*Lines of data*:
******************************

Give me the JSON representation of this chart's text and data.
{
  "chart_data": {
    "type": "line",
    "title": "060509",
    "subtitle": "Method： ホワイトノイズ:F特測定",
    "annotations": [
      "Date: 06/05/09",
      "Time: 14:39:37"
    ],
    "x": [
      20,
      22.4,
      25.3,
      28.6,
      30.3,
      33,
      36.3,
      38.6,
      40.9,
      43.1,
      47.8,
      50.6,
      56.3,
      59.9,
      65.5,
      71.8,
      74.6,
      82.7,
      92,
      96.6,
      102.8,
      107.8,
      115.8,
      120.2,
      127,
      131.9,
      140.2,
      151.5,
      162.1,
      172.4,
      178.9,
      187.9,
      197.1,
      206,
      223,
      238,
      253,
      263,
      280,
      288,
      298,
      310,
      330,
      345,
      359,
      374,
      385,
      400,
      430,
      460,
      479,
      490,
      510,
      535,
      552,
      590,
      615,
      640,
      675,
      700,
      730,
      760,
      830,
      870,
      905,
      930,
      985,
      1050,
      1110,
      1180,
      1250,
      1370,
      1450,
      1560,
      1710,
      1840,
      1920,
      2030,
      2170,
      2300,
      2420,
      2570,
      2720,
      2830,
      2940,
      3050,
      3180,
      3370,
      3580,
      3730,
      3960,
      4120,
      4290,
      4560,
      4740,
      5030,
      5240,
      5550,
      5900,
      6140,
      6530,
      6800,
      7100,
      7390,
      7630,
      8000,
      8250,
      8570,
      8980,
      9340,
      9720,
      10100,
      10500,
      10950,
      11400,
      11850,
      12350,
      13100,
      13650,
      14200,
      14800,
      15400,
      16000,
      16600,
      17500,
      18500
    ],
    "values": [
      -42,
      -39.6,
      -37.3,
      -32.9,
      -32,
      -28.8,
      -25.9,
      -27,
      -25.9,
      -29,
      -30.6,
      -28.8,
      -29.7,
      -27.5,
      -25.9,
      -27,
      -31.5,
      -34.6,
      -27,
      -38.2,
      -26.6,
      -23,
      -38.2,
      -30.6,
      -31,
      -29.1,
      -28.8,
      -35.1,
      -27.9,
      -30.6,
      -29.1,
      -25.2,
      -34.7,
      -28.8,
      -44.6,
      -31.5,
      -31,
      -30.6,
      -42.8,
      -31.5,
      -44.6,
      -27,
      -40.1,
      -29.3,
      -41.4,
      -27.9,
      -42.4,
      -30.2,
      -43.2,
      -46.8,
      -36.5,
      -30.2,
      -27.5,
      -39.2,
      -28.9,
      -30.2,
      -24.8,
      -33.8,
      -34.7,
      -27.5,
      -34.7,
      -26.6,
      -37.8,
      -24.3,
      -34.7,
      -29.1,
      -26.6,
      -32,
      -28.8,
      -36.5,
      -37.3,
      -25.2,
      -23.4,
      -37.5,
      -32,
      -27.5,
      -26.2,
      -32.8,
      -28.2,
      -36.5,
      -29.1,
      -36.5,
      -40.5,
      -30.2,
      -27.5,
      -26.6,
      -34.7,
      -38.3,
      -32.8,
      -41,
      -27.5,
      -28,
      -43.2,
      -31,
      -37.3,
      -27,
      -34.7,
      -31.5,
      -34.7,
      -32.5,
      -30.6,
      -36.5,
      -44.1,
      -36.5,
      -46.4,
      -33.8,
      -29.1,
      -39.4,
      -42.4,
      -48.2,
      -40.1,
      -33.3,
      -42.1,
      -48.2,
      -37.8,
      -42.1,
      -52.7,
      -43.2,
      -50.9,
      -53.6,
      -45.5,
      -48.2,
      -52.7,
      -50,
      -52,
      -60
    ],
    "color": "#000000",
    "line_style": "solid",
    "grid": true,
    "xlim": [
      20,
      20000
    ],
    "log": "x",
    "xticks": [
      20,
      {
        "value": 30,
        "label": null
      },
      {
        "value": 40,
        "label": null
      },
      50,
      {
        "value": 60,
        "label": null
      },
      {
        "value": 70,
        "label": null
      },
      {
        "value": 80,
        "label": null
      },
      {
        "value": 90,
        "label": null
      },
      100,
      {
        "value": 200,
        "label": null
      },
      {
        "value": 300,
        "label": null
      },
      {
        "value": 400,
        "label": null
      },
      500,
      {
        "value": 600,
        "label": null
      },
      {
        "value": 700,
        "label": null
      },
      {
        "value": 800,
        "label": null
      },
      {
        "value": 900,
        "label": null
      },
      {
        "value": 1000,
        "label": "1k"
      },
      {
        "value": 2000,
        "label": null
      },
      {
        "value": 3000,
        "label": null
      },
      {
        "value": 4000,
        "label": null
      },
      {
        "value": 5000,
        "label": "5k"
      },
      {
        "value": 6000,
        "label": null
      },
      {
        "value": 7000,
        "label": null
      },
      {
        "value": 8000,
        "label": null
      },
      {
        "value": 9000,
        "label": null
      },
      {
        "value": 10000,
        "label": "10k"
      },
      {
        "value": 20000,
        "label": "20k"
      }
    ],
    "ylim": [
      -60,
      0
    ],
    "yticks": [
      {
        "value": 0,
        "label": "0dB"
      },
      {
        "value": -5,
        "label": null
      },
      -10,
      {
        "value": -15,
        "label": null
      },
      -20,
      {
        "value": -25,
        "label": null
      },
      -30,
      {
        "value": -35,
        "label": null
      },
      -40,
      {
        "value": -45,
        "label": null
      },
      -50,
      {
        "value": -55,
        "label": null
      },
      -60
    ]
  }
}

******************************

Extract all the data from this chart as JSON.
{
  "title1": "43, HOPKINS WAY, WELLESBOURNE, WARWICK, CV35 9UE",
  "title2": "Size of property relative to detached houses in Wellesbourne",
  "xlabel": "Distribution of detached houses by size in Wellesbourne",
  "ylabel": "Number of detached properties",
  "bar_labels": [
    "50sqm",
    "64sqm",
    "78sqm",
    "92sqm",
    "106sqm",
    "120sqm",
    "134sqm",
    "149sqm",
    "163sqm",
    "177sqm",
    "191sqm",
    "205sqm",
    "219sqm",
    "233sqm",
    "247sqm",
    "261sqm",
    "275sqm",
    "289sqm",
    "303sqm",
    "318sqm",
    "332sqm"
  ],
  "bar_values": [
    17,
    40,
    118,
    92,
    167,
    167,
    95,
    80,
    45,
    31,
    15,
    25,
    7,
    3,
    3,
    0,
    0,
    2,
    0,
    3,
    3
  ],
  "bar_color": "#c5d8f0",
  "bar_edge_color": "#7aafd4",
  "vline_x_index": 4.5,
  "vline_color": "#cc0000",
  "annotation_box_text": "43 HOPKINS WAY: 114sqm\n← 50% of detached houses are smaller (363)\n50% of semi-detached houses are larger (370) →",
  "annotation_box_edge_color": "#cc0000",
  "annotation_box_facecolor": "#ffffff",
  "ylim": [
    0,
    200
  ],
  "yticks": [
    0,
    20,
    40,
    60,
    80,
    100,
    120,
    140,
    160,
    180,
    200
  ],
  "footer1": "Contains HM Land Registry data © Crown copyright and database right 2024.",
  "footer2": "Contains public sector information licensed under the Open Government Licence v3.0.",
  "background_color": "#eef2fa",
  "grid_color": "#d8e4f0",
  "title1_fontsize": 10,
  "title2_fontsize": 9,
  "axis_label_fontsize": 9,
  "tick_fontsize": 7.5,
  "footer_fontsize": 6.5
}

******************************

*Aim of the task*:
Count the lines in the records above that contain the word "HOPKINS", and give only that number.

*Answer to the problem*:
2